_GOAL OF THE EXERCISE_
Find the line that contains "Output a JSON" in the entries below. Output it and each later line exactly, and nothing else.
___ GIVEN DATA
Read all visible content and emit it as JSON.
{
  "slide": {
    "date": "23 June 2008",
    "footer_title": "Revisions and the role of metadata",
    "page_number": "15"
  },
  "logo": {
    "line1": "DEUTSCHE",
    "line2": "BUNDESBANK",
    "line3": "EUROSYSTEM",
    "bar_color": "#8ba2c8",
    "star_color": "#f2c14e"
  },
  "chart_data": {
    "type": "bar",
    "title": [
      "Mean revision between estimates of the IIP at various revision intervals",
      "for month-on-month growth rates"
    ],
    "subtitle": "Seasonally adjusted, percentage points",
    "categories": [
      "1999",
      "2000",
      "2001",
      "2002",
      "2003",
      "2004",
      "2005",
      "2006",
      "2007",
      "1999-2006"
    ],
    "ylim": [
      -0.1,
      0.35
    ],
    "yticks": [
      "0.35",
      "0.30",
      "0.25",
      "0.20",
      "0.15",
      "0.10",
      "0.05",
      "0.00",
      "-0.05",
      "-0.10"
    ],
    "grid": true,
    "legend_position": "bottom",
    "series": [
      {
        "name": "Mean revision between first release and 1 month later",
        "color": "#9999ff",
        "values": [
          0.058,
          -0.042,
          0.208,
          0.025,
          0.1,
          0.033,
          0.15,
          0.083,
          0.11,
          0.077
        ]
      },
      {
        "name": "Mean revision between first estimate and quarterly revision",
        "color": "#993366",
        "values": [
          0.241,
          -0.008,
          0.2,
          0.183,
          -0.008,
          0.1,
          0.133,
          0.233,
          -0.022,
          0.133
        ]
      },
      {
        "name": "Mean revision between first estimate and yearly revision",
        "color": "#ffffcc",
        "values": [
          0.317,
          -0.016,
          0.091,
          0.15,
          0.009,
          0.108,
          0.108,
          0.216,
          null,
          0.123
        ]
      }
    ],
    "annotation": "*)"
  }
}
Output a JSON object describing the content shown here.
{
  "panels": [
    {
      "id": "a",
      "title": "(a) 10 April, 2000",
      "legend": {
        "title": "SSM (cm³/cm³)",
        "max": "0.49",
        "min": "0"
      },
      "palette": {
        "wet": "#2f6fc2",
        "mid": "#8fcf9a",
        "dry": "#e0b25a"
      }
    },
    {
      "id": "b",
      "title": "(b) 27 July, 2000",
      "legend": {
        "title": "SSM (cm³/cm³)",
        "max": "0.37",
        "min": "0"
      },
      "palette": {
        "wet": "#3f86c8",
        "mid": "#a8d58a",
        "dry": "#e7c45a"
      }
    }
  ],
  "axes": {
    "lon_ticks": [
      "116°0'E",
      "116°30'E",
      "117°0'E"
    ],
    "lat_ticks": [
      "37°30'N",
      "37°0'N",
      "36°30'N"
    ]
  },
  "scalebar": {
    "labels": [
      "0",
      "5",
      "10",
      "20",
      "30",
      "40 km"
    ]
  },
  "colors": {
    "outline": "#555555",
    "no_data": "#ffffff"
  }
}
______
_SOLUTION TO THE PROBLEM_
Output a JSON object describing the content shown here.
{
  "panels": [
    {
      "id": "a",
      "title": "(a) 10 April, 2000",
      "legend": {
        "title": "SSM (cm³/cm³)",
        "max": "0.49",
        "min": "0"
      },
      "palette": {
        "wet": "#2f6fc2",
        "mid": "#8fcf9a",
        "dry": "#e0b25a"
      }
    },
    {
      "id": "b",
      "title": "(b) 27 July, 2000",
      "legend": {
        "title": "SSM (cm³/cm³)",
        "max": "0.37",
        "min": "0"
      },
      "palette": {
        "wet": "#3f86c8",
        "mid": "#a8d58a",
        "dry": "#e7c45a"
      }
    }
  ],
  "axes": {
    "lon_ticks": [
      "116°0'E",
      "116°30'E",
      "117°0'E"
    ],
    "lat_ticks": [
      "37°30'N",
      "37°0'N",
      "36°30'N"
    ]
  },
  "scalebar": {
    "labels": [
      "0",
      "5",
      "10",
      "20",
      "30",
      "40 km"
    ]
  },
  "colors": {
    "outline": "#555555",
    "no_data": "#ffffff"
  }
}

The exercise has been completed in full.